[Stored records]
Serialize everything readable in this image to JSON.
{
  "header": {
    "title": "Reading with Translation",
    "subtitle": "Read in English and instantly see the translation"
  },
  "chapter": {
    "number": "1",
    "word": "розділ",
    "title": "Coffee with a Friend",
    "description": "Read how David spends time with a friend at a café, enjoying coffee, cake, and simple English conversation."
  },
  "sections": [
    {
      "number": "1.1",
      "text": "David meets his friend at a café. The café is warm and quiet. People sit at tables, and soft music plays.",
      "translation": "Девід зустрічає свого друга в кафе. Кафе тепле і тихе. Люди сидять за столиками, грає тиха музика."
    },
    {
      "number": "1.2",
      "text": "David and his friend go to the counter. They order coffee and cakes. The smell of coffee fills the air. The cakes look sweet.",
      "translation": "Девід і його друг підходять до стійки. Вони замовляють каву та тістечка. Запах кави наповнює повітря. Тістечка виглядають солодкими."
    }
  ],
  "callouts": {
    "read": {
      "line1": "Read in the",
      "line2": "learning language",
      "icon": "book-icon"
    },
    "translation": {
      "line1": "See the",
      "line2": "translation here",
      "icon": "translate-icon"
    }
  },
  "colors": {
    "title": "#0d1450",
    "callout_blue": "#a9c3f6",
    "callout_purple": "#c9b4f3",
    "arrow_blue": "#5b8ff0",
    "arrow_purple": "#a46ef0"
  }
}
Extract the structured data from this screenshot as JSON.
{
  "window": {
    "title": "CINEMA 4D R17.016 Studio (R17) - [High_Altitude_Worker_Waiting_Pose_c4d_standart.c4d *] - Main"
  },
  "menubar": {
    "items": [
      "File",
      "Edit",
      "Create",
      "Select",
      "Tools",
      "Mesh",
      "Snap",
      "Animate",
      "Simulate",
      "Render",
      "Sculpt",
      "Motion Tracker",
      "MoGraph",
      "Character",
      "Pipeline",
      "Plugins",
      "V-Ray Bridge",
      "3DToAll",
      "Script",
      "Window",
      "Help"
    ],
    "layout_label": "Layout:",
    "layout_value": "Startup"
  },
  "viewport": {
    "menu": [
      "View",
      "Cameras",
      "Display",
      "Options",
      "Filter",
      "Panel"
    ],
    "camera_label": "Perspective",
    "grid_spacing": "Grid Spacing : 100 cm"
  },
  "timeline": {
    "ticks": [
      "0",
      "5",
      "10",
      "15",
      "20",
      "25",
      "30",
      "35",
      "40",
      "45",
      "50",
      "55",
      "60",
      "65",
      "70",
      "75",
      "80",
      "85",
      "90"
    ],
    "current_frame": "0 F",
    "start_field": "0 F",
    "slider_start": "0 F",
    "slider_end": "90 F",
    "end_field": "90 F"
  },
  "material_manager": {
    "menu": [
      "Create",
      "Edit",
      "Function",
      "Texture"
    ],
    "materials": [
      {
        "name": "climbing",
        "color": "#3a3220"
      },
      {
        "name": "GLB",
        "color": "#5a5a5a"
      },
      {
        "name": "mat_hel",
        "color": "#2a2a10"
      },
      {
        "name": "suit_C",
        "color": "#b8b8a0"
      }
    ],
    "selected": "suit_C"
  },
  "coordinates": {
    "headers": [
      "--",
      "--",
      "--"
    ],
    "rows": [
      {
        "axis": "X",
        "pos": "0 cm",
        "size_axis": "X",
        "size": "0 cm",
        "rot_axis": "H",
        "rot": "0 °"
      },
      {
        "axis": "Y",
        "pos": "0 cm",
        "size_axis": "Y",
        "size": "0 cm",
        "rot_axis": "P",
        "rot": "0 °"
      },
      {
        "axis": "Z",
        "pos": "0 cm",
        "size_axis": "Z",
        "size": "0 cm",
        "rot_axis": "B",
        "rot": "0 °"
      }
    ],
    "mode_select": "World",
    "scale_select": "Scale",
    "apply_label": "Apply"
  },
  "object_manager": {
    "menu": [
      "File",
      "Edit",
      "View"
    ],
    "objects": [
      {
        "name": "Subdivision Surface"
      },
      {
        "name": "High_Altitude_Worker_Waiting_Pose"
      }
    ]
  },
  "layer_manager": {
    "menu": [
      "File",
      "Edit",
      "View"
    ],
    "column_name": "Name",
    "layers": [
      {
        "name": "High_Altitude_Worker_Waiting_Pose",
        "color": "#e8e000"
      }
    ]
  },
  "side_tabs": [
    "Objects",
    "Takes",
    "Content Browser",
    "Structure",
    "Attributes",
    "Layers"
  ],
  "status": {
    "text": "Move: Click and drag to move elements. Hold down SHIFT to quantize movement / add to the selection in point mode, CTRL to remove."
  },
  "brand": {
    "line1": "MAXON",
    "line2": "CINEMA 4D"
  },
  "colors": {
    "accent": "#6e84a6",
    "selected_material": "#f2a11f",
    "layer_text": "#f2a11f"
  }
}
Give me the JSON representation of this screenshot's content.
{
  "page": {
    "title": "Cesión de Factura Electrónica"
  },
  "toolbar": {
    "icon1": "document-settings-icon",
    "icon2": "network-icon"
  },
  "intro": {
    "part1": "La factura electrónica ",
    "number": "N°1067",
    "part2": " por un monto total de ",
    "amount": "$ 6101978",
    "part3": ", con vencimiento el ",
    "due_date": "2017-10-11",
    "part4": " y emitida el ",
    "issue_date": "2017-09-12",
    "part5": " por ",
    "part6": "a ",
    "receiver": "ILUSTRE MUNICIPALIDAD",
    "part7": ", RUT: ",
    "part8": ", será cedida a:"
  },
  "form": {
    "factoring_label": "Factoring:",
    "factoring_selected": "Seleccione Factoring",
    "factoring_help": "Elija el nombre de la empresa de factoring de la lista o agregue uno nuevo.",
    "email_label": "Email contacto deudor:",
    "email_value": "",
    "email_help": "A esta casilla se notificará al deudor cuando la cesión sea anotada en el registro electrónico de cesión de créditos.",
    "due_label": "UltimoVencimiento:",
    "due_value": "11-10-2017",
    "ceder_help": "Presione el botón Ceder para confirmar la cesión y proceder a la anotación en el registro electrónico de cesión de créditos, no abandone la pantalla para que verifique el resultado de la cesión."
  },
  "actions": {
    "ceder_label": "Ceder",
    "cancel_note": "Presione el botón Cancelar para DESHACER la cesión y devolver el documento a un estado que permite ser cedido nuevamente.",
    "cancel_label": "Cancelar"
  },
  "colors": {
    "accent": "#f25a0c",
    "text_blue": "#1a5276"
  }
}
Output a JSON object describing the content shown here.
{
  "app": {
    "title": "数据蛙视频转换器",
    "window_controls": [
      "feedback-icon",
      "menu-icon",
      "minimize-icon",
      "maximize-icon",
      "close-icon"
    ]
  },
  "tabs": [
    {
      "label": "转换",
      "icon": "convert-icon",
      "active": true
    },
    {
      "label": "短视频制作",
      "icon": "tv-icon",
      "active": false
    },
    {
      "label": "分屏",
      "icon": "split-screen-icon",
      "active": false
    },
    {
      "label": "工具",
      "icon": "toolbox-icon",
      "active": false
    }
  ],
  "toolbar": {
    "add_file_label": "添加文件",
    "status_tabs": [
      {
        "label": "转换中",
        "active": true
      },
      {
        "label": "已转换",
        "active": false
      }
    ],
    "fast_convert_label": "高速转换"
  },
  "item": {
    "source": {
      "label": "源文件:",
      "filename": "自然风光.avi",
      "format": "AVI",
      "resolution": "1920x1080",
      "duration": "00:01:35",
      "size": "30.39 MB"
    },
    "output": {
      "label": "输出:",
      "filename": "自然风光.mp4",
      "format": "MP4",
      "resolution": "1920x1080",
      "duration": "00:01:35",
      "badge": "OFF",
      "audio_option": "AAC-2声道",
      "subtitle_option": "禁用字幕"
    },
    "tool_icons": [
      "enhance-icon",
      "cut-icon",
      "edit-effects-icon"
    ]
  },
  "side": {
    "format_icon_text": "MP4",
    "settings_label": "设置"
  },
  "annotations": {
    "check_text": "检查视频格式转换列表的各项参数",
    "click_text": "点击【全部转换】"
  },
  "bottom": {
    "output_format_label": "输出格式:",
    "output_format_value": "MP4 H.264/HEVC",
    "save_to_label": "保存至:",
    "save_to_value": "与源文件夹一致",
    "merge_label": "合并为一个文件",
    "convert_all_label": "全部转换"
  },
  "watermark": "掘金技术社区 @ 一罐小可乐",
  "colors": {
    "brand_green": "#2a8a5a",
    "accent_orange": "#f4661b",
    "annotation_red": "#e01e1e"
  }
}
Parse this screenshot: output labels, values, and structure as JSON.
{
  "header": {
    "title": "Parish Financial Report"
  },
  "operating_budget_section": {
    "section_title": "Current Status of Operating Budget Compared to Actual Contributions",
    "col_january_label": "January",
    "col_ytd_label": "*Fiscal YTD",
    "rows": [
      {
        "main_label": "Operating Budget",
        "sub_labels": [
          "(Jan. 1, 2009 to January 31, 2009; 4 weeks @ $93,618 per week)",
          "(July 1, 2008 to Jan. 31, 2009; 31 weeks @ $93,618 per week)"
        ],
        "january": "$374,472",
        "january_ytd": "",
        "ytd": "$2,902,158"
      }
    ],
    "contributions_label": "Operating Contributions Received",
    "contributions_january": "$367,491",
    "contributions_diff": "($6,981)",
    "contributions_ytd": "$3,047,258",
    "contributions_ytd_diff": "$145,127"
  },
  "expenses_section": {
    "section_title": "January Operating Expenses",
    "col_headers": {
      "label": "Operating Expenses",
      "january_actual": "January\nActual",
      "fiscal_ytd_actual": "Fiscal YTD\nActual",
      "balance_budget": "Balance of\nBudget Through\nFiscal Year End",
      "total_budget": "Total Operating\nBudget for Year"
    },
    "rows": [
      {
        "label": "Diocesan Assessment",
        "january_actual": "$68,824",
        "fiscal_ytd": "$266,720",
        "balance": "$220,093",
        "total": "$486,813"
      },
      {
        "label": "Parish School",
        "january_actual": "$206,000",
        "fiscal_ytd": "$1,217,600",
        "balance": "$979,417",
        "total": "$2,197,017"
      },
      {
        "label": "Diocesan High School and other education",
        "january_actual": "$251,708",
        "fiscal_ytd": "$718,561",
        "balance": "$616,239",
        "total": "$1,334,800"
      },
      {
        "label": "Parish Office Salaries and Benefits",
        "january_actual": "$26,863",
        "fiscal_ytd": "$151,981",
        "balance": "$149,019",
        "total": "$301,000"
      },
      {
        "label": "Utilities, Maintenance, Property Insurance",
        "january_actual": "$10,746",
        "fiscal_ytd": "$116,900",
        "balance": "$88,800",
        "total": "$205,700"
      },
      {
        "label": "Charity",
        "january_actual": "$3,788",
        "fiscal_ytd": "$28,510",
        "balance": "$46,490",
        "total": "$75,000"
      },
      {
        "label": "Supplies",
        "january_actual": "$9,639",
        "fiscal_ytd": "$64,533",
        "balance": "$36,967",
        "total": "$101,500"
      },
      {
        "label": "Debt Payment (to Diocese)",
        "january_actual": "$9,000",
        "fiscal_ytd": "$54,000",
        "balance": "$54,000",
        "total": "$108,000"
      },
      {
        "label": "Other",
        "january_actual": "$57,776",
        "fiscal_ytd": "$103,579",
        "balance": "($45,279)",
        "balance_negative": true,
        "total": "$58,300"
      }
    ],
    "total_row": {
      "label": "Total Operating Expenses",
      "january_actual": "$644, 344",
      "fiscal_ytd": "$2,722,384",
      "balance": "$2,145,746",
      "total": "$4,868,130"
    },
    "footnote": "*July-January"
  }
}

→ What is asked: Pick out each line containing the string "Diocesan" and copy it.

→ Completed exercise:
        "label": "Diocesan Assessment",
        "label": "Diocesan High School and other education",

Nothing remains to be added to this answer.